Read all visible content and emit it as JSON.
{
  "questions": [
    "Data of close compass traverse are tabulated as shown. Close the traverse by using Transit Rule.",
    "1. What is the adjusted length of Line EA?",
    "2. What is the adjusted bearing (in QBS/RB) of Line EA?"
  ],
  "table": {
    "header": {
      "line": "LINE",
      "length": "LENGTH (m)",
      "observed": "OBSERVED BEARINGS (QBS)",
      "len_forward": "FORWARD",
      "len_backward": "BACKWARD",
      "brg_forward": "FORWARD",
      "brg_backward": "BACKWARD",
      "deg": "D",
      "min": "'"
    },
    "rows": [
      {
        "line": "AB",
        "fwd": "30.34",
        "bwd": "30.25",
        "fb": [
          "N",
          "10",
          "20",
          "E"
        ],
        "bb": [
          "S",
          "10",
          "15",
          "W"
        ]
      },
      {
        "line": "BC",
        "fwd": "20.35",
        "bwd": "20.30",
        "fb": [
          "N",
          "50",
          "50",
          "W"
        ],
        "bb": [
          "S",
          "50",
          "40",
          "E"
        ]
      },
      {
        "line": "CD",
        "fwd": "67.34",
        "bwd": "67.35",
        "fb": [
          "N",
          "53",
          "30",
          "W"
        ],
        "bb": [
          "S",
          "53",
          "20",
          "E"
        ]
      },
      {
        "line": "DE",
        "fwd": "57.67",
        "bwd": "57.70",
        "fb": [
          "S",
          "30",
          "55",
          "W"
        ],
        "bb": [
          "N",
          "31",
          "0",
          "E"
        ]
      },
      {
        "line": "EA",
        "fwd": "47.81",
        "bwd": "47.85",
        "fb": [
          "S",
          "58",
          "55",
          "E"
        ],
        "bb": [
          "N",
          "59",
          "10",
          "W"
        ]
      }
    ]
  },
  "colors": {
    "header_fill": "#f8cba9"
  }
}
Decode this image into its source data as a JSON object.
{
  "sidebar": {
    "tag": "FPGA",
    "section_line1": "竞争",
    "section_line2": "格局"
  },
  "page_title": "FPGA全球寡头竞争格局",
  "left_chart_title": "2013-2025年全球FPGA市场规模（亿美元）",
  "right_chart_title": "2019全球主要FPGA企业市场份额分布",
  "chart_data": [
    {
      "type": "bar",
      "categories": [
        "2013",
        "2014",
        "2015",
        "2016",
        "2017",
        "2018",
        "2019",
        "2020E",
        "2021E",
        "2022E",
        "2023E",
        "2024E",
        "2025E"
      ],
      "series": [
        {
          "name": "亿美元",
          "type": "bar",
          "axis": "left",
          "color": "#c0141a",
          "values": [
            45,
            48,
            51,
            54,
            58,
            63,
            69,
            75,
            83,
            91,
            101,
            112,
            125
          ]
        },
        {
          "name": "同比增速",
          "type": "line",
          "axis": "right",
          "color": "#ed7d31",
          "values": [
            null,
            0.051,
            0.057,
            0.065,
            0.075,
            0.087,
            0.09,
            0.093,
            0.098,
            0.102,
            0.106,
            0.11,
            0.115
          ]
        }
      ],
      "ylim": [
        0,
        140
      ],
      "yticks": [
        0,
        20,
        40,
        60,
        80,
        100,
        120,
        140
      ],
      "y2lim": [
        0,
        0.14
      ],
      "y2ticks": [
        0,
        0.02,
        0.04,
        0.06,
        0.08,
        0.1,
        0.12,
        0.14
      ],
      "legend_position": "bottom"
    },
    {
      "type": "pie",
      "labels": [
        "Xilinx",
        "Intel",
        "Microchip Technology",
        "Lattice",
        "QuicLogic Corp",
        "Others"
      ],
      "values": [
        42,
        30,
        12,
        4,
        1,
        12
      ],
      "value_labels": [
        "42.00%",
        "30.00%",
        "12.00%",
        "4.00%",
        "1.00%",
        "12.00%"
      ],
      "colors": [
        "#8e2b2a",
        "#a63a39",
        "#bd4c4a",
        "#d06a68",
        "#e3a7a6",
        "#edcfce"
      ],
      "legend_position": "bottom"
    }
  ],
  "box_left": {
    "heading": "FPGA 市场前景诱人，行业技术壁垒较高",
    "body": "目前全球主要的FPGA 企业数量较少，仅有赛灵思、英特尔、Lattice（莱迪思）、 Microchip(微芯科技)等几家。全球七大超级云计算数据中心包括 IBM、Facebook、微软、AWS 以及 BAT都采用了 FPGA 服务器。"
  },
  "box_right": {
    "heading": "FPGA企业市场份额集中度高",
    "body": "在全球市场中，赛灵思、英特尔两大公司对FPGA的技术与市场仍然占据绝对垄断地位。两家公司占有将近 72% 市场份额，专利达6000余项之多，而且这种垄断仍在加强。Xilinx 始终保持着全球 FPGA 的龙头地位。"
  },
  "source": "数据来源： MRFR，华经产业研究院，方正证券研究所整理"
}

========================================

Do this
Repeat the records above exactly as they appear.

Problem solution
Read all visible content and emit it as JSON.
{
  "questions": [
    "Data of close compass traverse are tabulated as shown. Close the traverse by using Transit Rule.",
    "1. What is the adjusted length of Line EA?",
    "2. What is the adjusted bearing (in QBS/RB) of Line EA?"
  ],
  "table": {
    "header": {
      "line": "LINE",
      "length": "LENGTH (m)",
      "observed": "OBSERVED BEARINGS (QBS)",
      "len_forward": "FORWARD",
      "len_backward": "BACKWARD",
      "brg_forward": "FORWARD",
      "brg_backward": "BACKWARD",
      "deg": "D",
      "min": "'"
    },
    "rows": [
      {
        "line": "AB",
        "fwd": "30.34",
        "bwd": "30.25",
        "fb": [
          "N",
          "10",
          "20",
          "E"
        ],
        "bb": [
          "S",
          "10",
          "15",
          "W"
        ]
      },
      {
        "line": "BC",
        "fwd": "20.35",
        "bwd": "20.30",
        "fb": [
          "N",
          "50",
          "50",
          "W"
        ],
        "bb": [
          "S",
          "50",
          "40",
          "E"
        ]
      },
      {
        "line": "CD",
        "fwd": "67.34",
        "bwd": "67.35",
        "fb": [
          "N",
          "53",
          "30",
          "W"
        ],
        "bb": [
          "S",
          "53",
          "20",
          "E"
        ]
      },
      {
        "line": "DE",
        "fwd": "57.67",
        "bwd": "57.70",
        "fb": [
          "S",
          "30",
          "55",
          "W"
        ],
        "bb": [
          "N",
          "31",
          "0",
          "E"
        ]
      },
      {
        "line": "EA",
        "fwd": "47.81",
        "bwd": "47.85",
        "fb": [
          "S",
          "58",
          "55",
          "E"
        ],
        "bb": [
          "N",
          "59",
          "10",
          "W"
        ]
      }
    ]
  },
  "colors": {
    "header_fill": "#f8cba9"
  }
}
Decode this image into its source data as a JSON object.
{
  "sidebar": {
    "tag": "FPGA",
    "section_line1": "竞争",
    "section_line2": "格局"
  },
  "page_title": "FPGA全球寡头竞争格局",
  "left_chart_title": "2013-2025年全球FPGA市场规模（亿美元）",
  "right_chart_title": "2019全球主要FPGA企业市场份额分布",
  "chart_data": [
    {
      "type": "bar",
      "categories": [
        "2013",
        "2014",
        "2015",
        "2016",
        "2017",
        "2018",
        "2019",
        "2020E",
        "2021E",
        "2022E",
        "2023E",
        "2024E",
        "2025E"
      ],
      "series": [
        {
          "name": "亿美元",
          "type": "bar",
          "axis": "left",
          "color": "#c0141a",
          "values": [
            45,
            48,
            51,
            54,
            58,
            63,
            69,
            75,
            83,
            91,
            101,
            112,
            125
          ]
        },
        {
          "name": "同比增速",
          "type": "line",
          "axis": "right",
          "color": "#ed7d31",
          "values": [
            null,
            0.051,
            0.057,
            0.065,
            0.075,
            0.087,
            0.09,
            0.093,
            0.098,
            0.102,
            0.106,
            0.11,
            0.115
          ]
        }
      ],
      "ylim": [
        0,
        140
      ],
      "yticks": [
        0,
        20,
        40,
        60,
        80,
        100,
        120,
        140
      ],
      "y2lim": [
        0,
        0.14
      ],
      "y2ticks": [
        0,
        0.02,
        0.04,
        0.06,
        0.08,
        0.1,
        0.12,
        0.14
      ],
      "legend_position": "bottom"
    },
    {
      "type": "pie",
      "labels": [
        "Xilinx",
        "Intel",
        "Microchip Technology",
        "Lattice",
        "QuicLogic Corp",
        "Others"
      ],
      "values": [
        42,
        30,
        12,
        4,
        1,
        12
      ],
      "value_labels": [
        "42.00%",
        "30.00%",
        "12.00%",
        "4.00%",
        "1.00%",
        "12.00%"
      ],
      "colors": [
        "#8e2b2a",
        "#a63a39",
        "#bd4c4a",
        "#d06a68",
        "#e3a7a6",
        "#edcfce"
      ],
      "legend_position": "bottom"
    }
  ],
  "box_left": {
    "heading": "FPGA 市场前景诱人，行业技术壁垒较高",
    "body": "目前全球主要的FPGA 企业数量较少，仅有赛灵思、英特尔、Lattice（莱迪思）、 Microchip(微芯科技)等几家。全球七大超级云计算数据中心包括 IBM、Facebook、微软、AWS 以及 BAT都采用了 FPGA 服务器。"
  },
  "box_right": {
    "heading": "FPGA企业市场份额集中度高",
    "body": "在全球市场中，赛灵思、英特尔两大公司对FPGA的技术与市场仍然占据绝对垄断地位。两家公司占有将近 72% 市场份额，专利达6000余项之多，而且这种垄断仍在加强。Xilinx 始终保持着全球 FPGA 的龙头地位。"
  },
  "source": "数据来源： MRFR，华经产业研究院，方正证券研究所整理"
}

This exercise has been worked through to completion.